-- BEGIN Provided information --

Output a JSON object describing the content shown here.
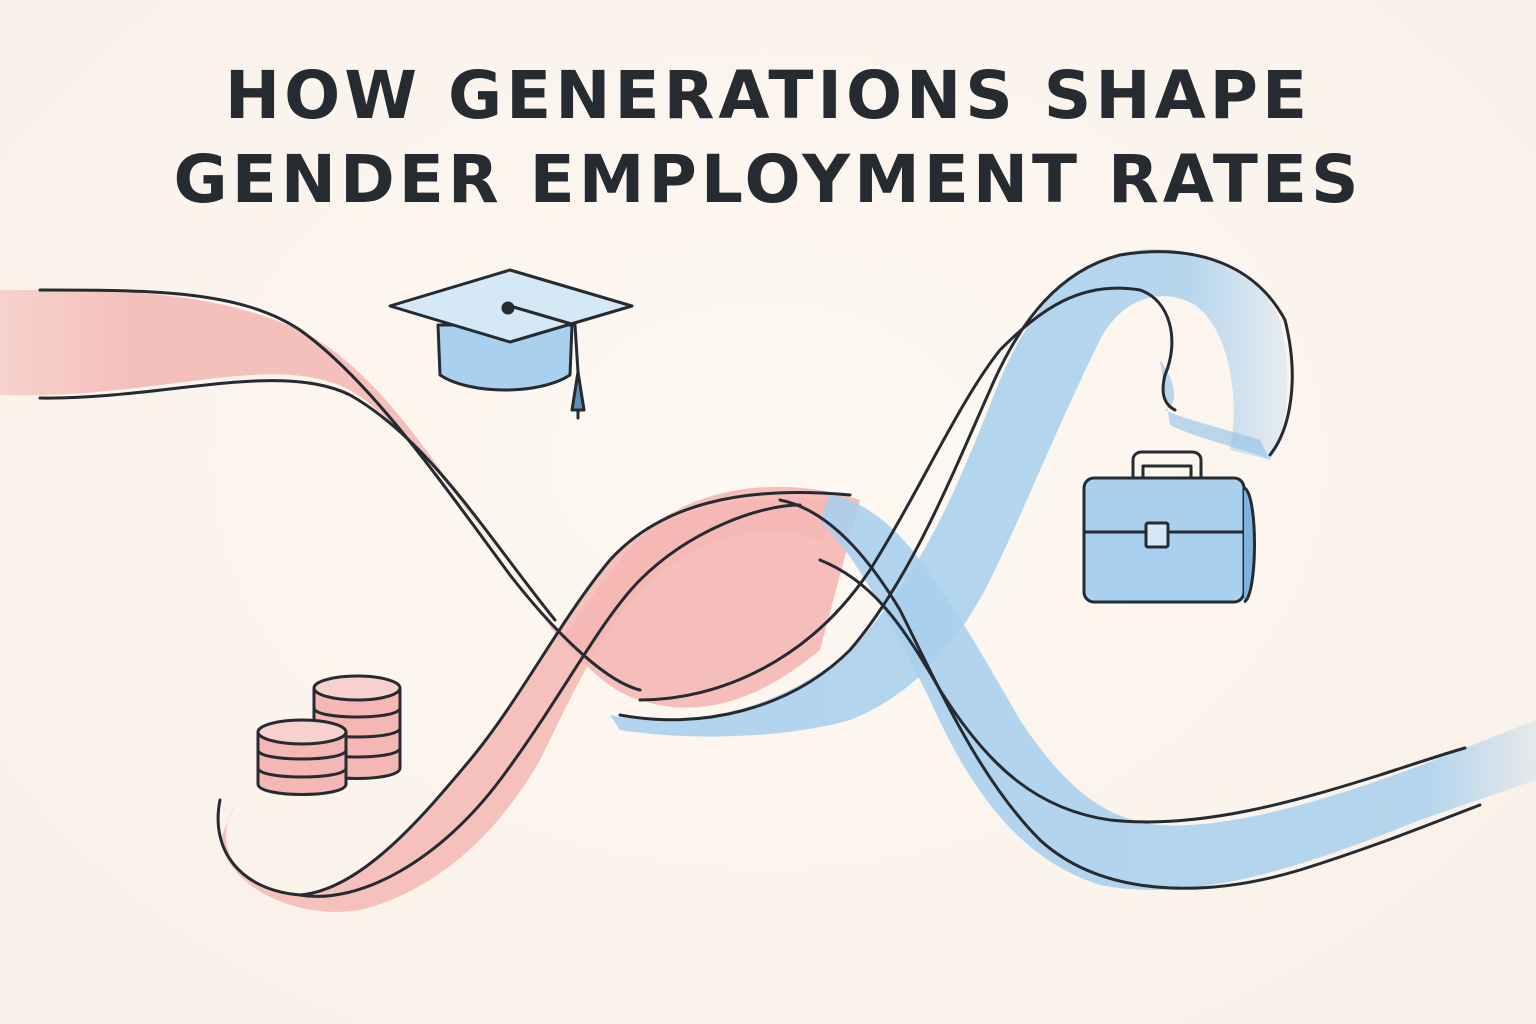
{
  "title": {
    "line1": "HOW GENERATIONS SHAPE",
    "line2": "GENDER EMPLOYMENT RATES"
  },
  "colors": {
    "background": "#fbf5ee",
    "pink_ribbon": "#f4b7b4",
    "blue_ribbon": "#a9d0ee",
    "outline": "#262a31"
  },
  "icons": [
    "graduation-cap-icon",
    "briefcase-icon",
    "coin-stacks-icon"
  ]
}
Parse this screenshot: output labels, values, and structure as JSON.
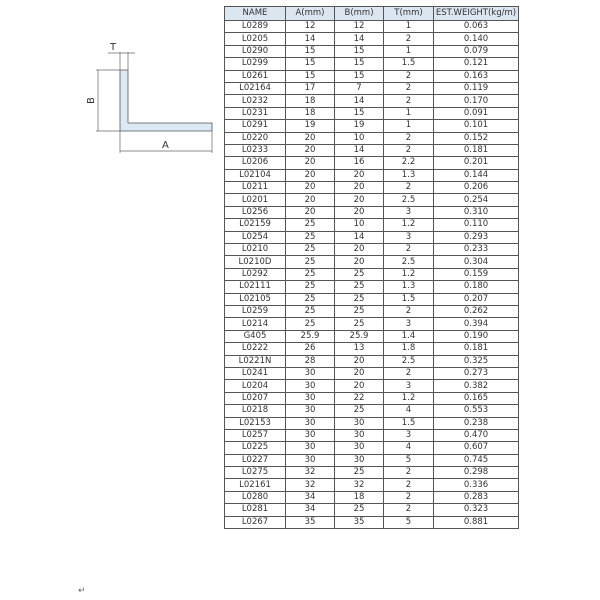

-- END Provided information --
-- BEGIN Provided information --

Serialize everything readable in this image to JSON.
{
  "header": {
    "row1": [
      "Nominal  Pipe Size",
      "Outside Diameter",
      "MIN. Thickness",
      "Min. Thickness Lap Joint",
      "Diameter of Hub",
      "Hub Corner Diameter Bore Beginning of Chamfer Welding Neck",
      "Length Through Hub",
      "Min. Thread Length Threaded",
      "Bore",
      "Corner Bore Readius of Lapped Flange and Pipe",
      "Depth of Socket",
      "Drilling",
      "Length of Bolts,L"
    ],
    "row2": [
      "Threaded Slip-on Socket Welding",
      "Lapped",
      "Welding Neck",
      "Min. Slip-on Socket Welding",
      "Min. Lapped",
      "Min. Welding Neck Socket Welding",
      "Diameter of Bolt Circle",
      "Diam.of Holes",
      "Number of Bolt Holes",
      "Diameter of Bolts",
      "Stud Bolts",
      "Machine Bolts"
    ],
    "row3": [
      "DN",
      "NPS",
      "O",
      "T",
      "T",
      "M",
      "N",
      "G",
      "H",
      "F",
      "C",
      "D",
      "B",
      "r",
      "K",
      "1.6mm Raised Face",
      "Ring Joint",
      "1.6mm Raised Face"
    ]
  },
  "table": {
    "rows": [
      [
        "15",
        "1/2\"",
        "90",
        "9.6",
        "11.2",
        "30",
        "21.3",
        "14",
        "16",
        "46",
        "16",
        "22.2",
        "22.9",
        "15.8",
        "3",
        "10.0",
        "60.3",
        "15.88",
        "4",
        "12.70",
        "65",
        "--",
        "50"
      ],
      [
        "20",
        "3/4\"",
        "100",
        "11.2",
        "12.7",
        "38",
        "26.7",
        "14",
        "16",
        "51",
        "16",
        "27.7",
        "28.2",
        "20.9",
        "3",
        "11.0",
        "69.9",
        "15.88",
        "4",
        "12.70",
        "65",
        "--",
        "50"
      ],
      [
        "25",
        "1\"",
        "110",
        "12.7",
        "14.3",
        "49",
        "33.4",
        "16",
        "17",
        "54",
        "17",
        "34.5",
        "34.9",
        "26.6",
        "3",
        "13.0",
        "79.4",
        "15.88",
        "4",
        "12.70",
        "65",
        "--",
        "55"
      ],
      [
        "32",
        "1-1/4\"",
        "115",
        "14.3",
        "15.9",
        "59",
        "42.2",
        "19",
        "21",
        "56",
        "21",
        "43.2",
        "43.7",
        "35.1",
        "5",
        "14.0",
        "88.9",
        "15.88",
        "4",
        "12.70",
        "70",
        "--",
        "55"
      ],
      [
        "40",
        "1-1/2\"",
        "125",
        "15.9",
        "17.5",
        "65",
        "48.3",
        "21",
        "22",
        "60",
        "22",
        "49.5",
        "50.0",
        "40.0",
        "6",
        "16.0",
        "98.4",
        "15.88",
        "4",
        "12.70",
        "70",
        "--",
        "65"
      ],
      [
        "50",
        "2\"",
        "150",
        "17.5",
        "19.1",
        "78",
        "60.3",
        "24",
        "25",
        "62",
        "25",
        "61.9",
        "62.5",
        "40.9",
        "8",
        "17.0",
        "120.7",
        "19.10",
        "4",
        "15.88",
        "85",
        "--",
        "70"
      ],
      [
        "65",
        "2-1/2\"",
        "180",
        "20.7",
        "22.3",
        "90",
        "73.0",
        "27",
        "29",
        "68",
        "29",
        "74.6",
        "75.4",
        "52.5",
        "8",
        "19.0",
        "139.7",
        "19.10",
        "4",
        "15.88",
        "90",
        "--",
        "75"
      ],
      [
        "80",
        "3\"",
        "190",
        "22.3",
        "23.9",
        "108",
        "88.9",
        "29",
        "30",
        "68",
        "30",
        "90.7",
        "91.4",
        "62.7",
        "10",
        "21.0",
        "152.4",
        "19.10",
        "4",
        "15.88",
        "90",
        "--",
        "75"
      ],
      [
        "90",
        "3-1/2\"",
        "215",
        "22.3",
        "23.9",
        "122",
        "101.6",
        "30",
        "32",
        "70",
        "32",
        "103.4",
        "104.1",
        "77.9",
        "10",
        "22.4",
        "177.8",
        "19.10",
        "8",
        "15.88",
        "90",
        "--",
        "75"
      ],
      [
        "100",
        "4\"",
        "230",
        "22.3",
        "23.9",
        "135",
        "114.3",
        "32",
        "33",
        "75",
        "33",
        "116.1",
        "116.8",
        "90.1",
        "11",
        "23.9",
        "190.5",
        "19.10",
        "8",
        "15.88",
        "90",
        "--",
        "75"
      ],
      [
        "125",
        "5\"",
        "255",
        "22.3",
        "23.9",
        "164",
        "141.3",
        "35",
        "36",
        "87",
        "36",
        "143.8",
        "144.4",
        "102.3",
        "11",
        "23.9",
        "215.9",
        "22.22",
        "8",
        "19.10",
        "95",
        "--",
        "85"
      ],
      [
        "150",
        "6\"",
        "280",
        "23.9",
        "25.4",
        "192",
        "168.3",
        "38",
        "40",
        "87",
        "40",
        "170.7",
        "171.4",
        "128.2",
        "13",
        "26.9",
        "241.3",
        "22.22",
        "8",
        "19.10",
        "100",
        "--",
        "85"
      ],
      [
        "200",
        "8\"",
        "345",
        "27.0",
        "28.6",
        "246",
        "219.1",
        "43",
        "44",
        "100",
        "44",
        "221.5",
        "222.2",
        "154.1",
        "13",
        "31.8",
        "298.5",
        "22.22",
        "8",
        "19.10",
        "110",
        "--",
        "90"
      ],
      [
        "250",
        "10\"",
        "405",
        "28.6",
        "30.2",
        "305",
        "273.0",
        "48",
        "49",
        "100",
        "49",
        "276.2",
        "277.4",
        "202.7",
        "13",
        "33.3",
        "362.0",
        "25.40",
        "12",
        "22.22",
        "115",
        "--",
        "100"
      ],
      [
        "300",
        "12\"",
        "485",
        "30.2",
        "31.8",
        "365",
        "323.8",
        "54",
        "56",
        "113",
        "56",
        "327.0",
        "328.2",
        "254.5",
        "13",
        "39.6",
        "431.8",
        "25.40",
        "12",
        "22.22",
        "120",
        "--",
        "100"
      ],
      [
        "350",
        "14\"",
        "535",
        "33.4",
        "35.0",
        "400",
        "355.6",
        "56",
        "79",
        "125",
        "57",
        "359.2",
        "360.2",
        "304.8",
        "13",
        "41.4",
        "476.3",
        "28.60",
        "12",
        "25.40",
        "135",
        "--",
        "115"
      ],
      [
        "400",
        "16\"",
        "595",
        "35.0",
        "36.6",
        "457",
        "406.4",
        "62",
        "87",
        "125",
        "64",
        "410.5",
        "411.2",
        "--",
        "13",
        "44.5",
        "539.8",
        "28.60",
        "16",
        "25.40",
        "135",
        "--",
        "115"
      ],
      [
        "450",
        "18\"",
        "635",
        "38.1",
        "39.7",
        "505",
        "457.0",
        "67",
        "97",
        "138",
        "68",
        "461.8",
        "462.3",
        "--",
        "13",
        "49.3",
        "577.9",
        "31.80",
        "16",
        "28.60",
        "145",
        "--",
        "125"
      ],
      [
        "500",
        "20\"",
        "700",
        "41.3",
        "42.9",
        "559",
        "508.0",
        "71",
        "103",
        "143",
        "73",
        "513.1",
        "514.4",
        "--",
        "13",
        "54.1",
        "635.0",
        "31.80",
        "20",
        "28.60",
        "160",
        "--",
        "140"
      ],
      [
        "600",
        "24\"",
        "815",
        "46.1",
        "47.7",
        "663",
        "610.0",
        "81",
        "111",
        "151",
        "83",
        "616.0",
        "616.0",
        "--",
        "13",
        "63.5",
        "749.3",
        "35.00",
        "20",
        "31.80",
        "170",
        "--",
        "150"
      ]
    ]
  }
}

-- END Provided information --

**Short problem**
Leaving out all pictures, set down exactly the lines of the material above, from the line with "Output a JSON" to the line with "Parse this screenshot: output" inclusive, and no others.

**Correct output**
Output a JSON object describing the content shown here.
{
  "title": {
    "line1": "HOW GENERATIONS SHAPE",
    "line2": "GENDER EMPLOYMENT RATES"
  },
  "colors": {
    "background": "#fbf5ee",
    "pink_ribbon": "#f4b7b4",
    "blue_ribbon": "#a9d0ee",
    "outline": "#262a31"
  },
  "icons": [
    "graduation-cap-icon",
    "briefcase-icon",
    "coin-stacks-icon"
  ]
}
Parse this screenshot: output labels, values, and structure as JSON.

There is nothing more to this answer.